Data shown:
::::::::
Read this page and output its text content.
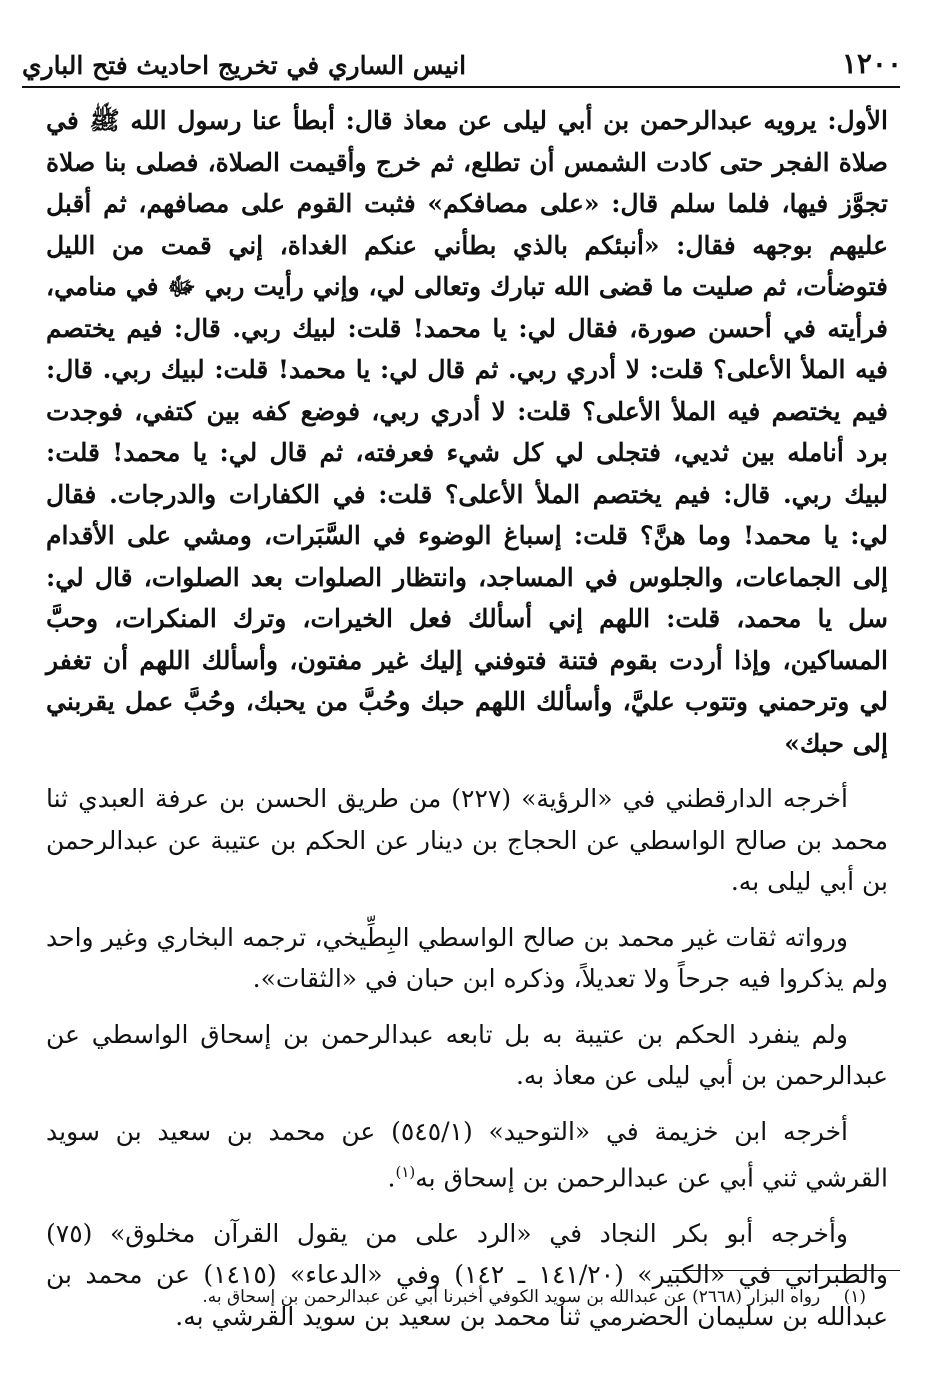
١٢٠٠
انيس الساري في تخريج احاديث فتح الباري

الأول: يرويه عبدالرحمن بن أبي ليلى عن معاذ قال: أبطأ عنا رسول الله ﷺ في صلاة الفجر حتى كادت الشمس أن تطلع، ثم خرج وأقيمت الصلاة، فصلى بنا صلاة تجوَّز فيها، فلما سلم قال: «على مصافكم» فثبت القوم على مصافهم، ثم أقبل عليهم بوجهه فقال: «أنبئكم بالذي بطأني عنكم الغداة، إني قمت من الليل فتوضأت، ثم صليت ما قضى الله تبارك وتعالى لي، وإني رأيت ربي ﷻ في منامي، فرأيته في أحسن صورة، فقال لي: يا محمد! قلت: لبيك ربي. قال: فيم يختصم فيه الملأ الأعلى؟ قلت: لا أدري ربي. ثم قال لي: يا محمد! قلت: لبيك ربي. قال: فيم يختصم فيه الملأ الأعلى؟ قلت: لا أدري ربي، فوضع كفه بين كتفي، فوجدت برد أنامله بين ثديي، فتجلى لي كل شيء فعرفته، ثم قال لي: يا محمد! قلت: لبيك ربي. قال: فيم يختصم الملأ الأعلى؟ قلت: في الكفارات والدرجات. فقال لي: يا محمد! وما هنَّ؟ قلت: إسباغ الوضوء في السَّبَرات، ومشي على الأقدام إلى الجماعات، والجلوس في المساجد، وانتظار الصلوات بعد الصلوات، قال لي: سل يا محمد، قلت: اللهم إني أسألك فعل الخيرات، وترك المنكرات، وحبَّ المساكين، وإذا أردت بقوم فتنة فتوفني إليك غير مفتون، وأسألك اللهم أن تغفر لي وترحمني وتتوب عليَّ، وأسألك اللهم حبك وحُبَّ من يحبك، وحُبَّ عمل يقربني إلى حبك»

أخرجه الدارقطني في «الرؤية» (٢٢٧) من طريق الحسن بن عرفة العبدي ثنا محمد بن صالح الواسطي عن الحجاج بن دينار عن الحكم بن عتيبة عن عبدالرحمن بن أبي ليلى به.

ورواته ثقات غير محمد بن صالح الواسطي البِطِّيخي، ترجمه البخاري وغير واحد ولم يذكروا فيه جرحاً ولا تعديلاً، وذكره ابن حبان في «الثقات».

ولم ينفرد الحكم بن عتيبة به بل تابعه عبدالرحمن بن إسحاق الواسطي عن عبدالرحمن بن أبي ليلى عن معاذ به.

أخرجه ابن خزيمة في «التوحيد» (٥٤٥/١) عن محمد بن سعيد بن سويد القرشي ثني أبي عن عبدالرحمن بن إسحاق به$^{(١)}$.

وأخرجه أبو بكر النجاد في «الرد على من يقول القرآن مخلوق» (٧٥) والطبراني في «الكبير» (١٤١/٢٠ ـ ١٤٢) وفي «الدعاء» (١٤١٥) عن محمد بن عبدالله بن سليمان الحضرمي ثنا محمد بن سعيد بن سويد القرشي به.

(١) رواه البزار (٢٦٦٨) عن عبدالله بن سويد الكوفي أخبرنا أبي عن عبدالرحمن بن إسحاق به.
::::::::
What comes back should match the records exactly, minus any pictures.

Output of the task:
Read this page and output its text content.
١٢٠٠
انيس الساري في تخريج احاديث فتح الباري

الأول: يرويه عبدالرحمن بن أبي ليلى عن معاذ قال: أبطأ عنا رسول الله ﷺ في صلاة الفجر حتى كادت الشمس أن تطلع، ثم خرج وأقيمت الصلاة، فصلى بنا صلاة تجوَّز فيها، فلما سلم قال: «على مصافكم» فثبت القوم على مصافهم، ثم أقبل عليهم بوجهه فقال: «أنبئكم بالذي بطأني عنكم الغداة، إني قمت من الليل فتوضأت، ثم صليت ما قضى الله تبارك وتعالى لي، وإني رأيت ربي ﷻ في منامي، فرأيته في أحسن صورة، فقال لي: يا محمد! قلت: لبيك ربي. قال: فيم يختصم فيه الملأ الأعلى؟ قلت: لا أدري ربي. ثم قال لي: يا محمد! قلت: لبيك ربي. قال: فيم يختصم فيه الملأ الأعلى؟ قلت: لا أدري ربي، فوضع كفه بين كتفي، فوجدت برد أنامله بين ثديي، فتجلى لي كل شيء فعرفته، ثم قال لي: يا محمد! قلت: لبيك ربي. قال: فيم يختصم الملأ الأعلى؟ قلت: في الكفارات والدرجات. فقال لي: يا محمد! وما هنَّ؟ قلت: إسباغ الوضوء في السَّبَرات، ومشي على الأقدام إلى الجماعات، والجلوس في المساجد، وانتظار الصلوات بعد الصلوات، قال لي: سل يا محمد، قلت: اللهم إني أسألك فعل الخيرات، وترك المنكرات، وحبَّ المساكين، وإذا أردت بقوم فتنة فتوفني إليك غير مفتون، وأسألك اللهم أن تغفر لي وترحمني وتتوب عليَّ، وأسألك اللهم حبك وحُبَّ من يحبك، وحُبَّ عمل يقربني إلى حبك»

أخرجه الدارقطني في «الرؤية» (٢٢٧) من طريق الحسن بن عرفة العبدي ثنا محمد بن صالح الواسطي عن الحجاج بن دينار عن الحكم بن عتيبة عن عبدالرحمن بن أبي ليلى به.

ورواته ثقات غير محمد بن صالح الواسطي البِطِّيخي، ترجمه البخاري وغير واحد ولم يذكروا فيه جرحاً ولا تعديلاً، وذكره ابن حبان في «الثقات».

ولم ينفرد الحكم بن عتيبة به بل تابعه عبدالرحمن بن إسحاق الواسطي عن عبدالرحمن بن أبي ليلى عن معاذ به.

أخرجه ابن خزيمة في «التوحيد» (٥٤٥/١) عن محمد بن سعيد بن سويد القرشي ثني أبي عن عبدالرحمن بن إسحاق به$^{(١)}$.

وأخرجه أبو بكر النجاد في «الرد على من يقول القرآن مخلوق» (٧٥) والطبراني في «الكبير» (١٤١/٢٠ ـ ١٤٢) وفي «الدعاء» (١٤١٥) عن محمد بن عبدالله بن سليمان الحضرمي ثنا محمد بن سعيد بن سويد القرشي به.

(١) رواه البزار (٢٦٦٨) عن عبدالله بن سويد الكوفي أخبرنا أبي عن عبدالرحمن بن إسحاق به.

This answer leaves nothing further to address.